--- DATA ENTRIES ---
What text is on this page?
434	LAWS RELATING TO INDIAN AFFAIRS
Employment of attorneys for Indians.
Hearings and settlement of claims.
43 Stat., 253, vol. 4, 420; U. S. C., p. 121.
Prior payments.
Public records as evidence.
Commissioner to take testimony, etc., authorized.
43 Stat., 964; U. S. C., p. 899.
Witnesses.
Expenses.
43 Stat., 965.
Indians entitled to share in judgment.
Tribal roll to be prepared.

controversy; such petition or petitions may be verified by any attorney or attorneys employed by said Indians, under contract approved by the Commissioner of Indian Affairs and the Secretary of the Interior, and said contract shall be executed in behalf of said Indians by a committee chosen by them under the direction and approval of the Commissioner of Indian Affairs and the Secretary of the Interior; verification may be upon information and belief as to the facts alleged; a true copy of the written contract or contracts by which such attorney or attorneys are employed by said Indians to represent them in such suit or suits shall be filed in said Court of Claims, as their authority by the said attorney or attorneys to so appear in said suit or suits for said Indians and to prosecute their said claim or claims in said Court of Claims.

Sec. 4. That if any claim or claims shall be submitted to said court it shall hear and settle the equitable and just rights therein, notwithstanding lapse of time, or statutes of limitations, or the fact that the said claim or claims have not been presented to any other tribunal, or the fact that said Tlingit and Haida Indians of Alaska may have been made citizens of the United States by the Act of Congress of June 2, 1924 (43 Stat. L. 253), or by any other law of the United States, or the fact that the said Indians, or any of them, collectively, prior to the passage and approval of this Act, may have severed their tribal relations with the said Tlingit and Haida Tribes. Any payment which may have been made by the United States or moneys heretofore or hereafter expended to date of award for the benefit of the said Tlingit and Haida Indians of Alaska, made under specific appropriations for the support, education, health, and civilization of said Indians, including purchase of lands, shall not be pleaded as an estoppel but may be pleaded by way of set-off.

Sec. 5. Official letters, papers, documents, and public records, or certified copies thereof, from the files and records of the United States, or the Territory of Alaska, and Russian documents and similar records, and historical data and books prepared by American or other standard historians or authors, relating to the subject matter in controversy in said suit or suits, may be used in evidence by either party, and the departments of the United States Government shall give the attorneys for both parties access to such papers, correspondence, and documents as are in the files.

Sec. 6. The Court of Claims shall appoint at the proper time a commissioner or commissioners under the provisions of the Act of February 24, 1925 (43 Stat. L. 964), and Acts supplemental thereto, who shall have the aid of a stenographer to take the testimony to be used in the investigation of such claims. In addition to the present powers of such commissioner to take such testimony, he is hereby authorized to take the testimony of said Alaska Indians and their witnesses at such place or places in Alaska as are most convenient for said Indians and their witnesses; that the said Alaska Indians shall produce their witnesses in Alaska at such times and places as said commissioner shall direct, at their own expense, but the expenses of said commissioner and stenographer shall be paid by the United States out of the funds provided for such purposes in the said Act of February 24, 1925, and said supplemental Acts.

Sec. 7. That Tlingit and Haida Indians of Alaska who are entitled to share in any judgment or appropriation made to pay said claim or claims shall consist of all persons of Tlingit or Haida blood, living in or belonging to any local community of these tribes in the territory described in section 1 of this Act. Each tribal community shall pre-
---
* [THE EXERCISE] Copy the material above verbatim.

* [ANSWER TO THE TASK]
What text is on this page?
434	LAWS RELATING TO INDIAN AFFAIRS
Employment of attorneys for Indians.
Hearings and settlement of claims.
43 Stat., 253, vol. 4, 420; U. S. C., p. 121.
Prior payments.
Public records as evidence.
Commissioner to take testimony, etc., authorized.
43 Stat., 964; U. S. C., p. 899.
Witnesses.
Expenses.
43 Stat., 965.
Indians entitled to share in judgment.
Tribal roll to be prepared.

controversy; such petition or petitions may be verified by any attorney or attorneys employed by said Indians, under contract approved by the Commissioner of Indian Affairs and the Secretary of the Interior, and said contract shall be executed in behalf of said Indians by a committee chosen by them under the direction and approval of the Commissioner of Indian Affairs and the Secretary of the Interior; verification may be upon information and belief as to the facts alleged; a true copy of the written contract or contracts by which such attorney or attorneys are employed by said Indians to represent them in such suit or suits shall be filed in said Court of Claims, as their authority by the said attorney or attorneys to so appear in said suit or suits for said Indians and to prosecute their said claim or claims in said Court of Claims.

Sec. 4. That if any claim or claims shall be submitted to said court it shall hear and settle the equitable and just rights therein, notwithstanding lapse of time, or statutes of limitations, or the fact that the said claim or claims have not been presented to any other tribunal, or the fact that said Tlingit and Haida Indians of Alaska may have been made citizens of the United States by the Act of Congress of June 2, 1924 (43 Stat. L. 253), or by any other law of the United States, or the fact that the said Indians, or any of them, collectively, prior to the passage and approval of this Act, may have severed their tribal relations with the said Tlingit and Haida Tribes. Any payment which may have been made by the United States or moneys heretofore or hereafter expended to date of award for the benefit of the said Tlingit and Haida Indians of Alaska, made under specific appropriations for the support, education, health, and civilization of said Indians, including purchase of lands, shall not be pleaded as an estoppel but may be pleaded by way of set-off.

Sec. 5. Official letters, papers, documents, and public records, or certified copies thereof, from the files and records of the United States, or the Territory of Alaska, and Russian documents and similar records, and historical data and books prepared by American or other standard historians or authors, relating to the subject matter in controversy in said suit or suits, may be used in evidence by either party, and the departments of the United States Government shall give the attorneys for both parties access to such papers, correspondence, and documents as are in the files.

Sec. 6. The Court of Claims shall appoint at the proper time a commissioner or commissioners under the provisions of the Act of February 24, 1925 (43 Stat. L. 964), and Acts supplemental thereto, who shall have the aid of a stenographer to take the testimony to be used in the investigation of such claims. In addition to the present powers of such commissioner to take such testimony, he is hereby authorized to take the testimony of said Alaska Indians and their witnesses at such place or places in Alaska as are most convenient for said Indians and their witnesses; that the said Alaska Indians shall produce their witnesses in Alaska at such times and places as said commissioner shall direct, at their own expense, but the expenses of said commissioner and stenographer shall be paid by the United States out of the funds provided for such purposes in the said Act of February 24, 1925, and said supplemental Acts.

Sec. 7. That Tlingit and Haida Indians of Alaska who are entitled to share in any judgment or appropriation made to pay said claim or claims shall consist of all persons of Tlingit or Haida blood, living in or belonging to any local community of these tribes in the territory described in section 1 of this Act. Each tribal community shall pre-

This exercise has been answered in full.